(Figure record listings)
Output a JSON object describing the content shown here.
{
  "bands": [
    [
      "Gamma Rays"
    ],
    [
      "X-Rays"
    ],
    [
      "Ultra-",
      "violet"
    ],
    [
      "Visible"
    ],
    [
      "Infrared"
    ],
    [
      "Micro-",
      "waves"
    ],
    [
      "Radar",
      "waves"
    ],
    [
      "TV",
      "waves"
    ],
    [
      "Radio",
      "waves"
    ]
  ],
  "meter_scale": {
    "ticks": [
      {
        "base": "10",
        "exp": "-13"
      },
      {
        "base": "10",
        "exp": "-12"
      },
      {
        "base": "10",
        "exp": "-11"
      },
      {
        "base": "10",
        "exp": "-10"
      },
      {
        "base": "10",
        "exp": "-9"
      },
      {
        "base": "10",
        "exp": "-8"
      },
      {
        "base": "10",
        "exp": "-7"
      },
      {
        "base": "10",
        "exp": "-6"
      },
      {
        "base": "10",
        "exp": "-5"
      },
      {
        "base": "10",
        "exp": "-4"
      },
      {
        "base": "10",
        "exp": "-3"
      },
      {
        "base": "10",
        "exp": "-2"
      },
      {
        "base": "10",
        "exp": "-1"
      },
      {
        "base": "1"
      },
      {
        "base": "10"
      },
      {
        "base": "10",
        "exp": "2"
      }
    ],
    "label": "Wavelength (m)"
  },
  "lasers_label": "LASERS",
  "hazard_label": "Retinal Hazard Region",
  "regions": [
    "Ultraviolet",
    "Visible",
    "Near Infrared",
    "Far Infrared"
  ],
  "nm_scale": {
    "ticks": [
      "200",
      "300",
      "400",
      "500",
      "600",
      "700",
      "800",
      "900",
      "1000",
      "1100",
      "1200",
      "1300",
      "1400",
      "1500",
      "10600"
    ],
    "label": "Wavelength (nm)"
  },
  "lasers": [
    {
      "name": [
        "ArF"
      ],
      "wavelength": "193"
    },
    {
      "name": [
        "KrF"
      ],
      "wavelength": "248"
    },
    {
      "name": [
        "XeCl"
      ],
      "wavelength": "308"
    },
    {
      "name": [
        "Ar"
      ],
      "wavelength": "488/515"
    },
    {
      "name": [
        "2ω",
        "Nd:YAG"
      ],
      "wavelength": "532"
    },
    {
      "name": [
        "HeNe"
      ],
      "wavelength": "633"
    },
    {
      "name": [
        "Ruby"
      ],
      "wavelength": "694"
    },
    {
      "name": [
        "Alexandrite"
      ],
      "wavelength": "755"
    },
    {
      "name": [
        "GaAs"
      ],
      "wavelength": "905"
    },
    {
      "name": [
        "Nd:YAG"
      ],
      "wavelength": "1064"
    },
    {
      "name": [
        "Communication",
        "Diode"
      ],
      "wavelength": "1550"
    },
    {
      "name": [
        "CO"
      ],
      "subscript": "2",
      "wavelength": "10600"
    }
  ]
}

## The task
Copy every record exactly as presented.

## Task answer
Output a JSON object describing the content shown here.
{
  "bands": [
    [
      "Gamma Rays"
    ],
    [
      "X-Rays"
    ],
    [
      "Ultra-",
      "violet"
    ],
    [
      "Visible"
    ],
    [
      "Infrared"
    ],
    [
      "Micro-",
      "waves"
    ],
    [
      "Radar",
      "waves"
    ],
    [
      "TV",
      "waves"
    ],
    [
      "Radio",
      "waves"
    ]
  ],
  "meter_scale": {
    "ticks": [
      {
        "base": "10",
        "exp": "-13"
      },
      {
        "base": "10",
        "exp": "-12"
      },
      {
        "base": "10",
        "exp": "-11"
      },
      {
        "base": "10",
        "exp": "-10"
      },
      {
        "base": "10",
        "exp": "-9"
      },
      {
        "base": "10",
        "exp": "-8"
      },
      {
        "base": "10",
        "exp": "-7"
      },
      {
        "base": "10",
        "exp": "-6"
      },
      {
        "base": "10",
        "exp": "-5"
      },
      {
        "base": "10",
        "exp": "-4"
      },
      {
        "base": "10",
        "exp": "-3"
      },
      {
        "base": "10",
        "exp": "-2"
      },
      {
        "base": "10",
        "exp": "-1"
      },
      {
        "base": "1"
      },
      {
        "base": "10"
      },
      {
        "base": "10",
        "exp": "2"
      }
    ],
    "label": "Wavelength (m)"
  },
  "lasers_label": "LASERS",
  "hazard_label": "Retinal Hazard Region",
  "regions": [
    "Ultraviolet",
    "Visible",
    "Near Infrared",
    "Far Infrared"
  ],
  "nm_scale": {
    "ticks": [
      "200",
      "300",
      "400",
      "500",
      "600",
      "700",
      "800",
      "900",
      "1000",
      "1100",
      "1200",
      "1300",
      "1400",
      "1500",
      "10600"
    ],
    "label": "Wavelength (nm)"
  },
  "lasers": [
    {
      "name": [
        "ArF"
      ],
      "wavelength": "193"
    },
    {
      "name": [
        "KrF"
      ],
      "wavelength": "248"
    },
    {
      "name": [
        "XeCl"
      ],
      "wavelength": "308"
    },
    {
      "name": [
        "Ar"
      ],
      "wavelength": "488/515"
    },
    {
      "name": [
        "2ω",
        "Nd:YAG"
      ],
      "wavelength": "532"
    },
    {
      "name": [
        "HeNe"
      ],
      "wavelength": "633"
    },
    {
      "name": [
        "Ruby"
      ],
      "wavelength": "694"
    },
    {
      "name": [
        "Alexandrite"
      ],
      "wavelength": "755"
    },
    {
      "name": [
        "GaAs"
      ],
      "wavelength": "905"
    },
    {
      "name": [
        "Nd:YAG"
      ],
      "wavelength": "1064"
    },
    {
      "name": [
        "Communication",
        "Diode"
      ],
      "wavelength": "1550"
    },
    {
      "name": [
        "CO"
      ],
      "subscript": "2",
      "wavelength": "10600"
    }
  ]
}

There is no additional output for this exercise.